* [EXERCISE INPUT]:
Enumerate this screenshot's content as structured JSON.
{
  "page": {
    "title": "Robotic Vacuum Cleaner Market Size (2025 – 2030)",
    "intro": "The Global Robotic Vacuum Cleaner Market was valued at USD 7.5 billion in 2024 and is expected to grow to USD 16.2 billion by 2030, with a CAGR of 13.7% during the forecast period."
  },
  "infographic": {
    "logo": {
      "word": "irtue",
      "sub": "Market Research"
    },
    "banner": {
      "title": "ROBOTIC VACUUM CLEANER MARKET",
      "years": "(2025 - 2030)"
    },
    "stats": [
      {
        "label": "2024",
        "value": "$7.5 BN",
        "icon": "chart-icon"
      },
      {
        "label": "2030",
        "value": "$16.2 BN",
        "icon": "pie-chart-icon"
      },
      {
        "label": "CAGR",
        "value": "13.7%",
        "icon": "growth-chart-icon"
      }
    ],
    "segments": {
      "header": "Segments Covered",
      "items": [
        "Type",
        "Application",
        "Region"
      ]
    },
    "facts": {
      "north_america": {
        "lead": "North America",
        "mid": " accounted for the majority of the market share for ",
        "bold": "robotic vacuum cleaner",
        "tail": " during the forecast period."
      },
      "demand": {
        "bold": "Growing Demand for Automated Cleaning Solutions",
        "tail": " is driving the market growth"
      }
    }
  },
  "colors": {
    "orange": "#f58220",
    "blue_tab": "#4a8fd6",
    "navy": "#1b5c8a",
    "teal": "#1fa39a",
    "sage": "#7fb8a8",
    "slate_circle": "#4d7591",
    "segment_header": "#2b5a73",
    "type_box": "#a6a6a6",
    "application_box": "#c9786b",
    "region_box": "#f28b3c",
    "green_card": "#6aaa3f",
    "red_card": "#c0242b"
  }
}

==

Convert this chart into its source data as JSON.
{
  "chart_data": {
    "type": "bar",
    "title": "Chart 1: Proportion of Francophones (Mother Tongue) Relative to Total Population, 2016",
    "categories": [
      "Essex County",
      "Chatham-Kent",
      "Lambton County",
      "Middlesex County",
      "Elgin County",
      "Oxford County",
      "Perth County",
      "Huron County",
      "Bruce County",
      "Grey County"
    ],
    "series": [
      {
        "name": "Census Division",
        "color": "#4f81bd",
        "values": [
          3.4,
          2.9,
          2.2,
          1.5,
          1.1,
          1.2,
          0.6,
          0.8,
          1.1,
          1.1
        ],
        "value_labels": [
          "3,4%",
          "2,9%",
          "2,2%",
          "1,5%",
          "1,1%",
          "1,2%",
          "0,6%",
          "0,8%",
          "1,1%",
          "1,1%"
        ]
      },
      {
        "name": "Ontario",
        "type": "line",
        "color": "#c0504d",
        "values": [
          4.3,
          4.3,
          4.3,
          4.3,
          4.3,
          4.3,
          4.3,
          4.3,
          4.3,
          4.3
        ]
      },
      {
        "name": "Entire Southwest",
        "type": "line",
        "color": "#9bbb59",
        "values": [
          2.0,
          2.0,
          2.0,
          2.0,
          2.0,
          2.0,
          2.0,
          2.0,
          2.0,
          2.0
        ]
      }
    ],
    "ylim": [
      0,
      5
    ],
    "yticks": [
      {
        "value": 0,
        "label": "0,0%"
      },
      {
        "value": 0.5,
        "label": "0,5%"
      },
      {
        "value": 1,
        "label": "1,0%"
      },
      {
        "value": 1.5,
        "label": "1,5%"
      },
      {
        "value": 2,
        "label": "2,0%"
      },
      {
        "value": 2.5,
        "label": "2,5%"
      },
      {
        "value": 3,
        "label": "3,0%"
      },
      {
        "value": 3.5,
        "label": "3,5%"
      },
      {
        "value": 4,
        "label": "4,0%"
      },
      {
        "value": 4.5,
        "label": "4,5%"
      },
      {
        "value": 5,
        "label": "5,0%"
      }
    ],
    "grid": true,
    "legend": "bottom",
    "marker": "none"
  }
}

* [EXERCISE DESCRIPTION]: Take each line containing the string "tail" and copy it out.

* [OUTPUT]:
        "tail": " during the forecast period."
        "tail": " is driving the market growth"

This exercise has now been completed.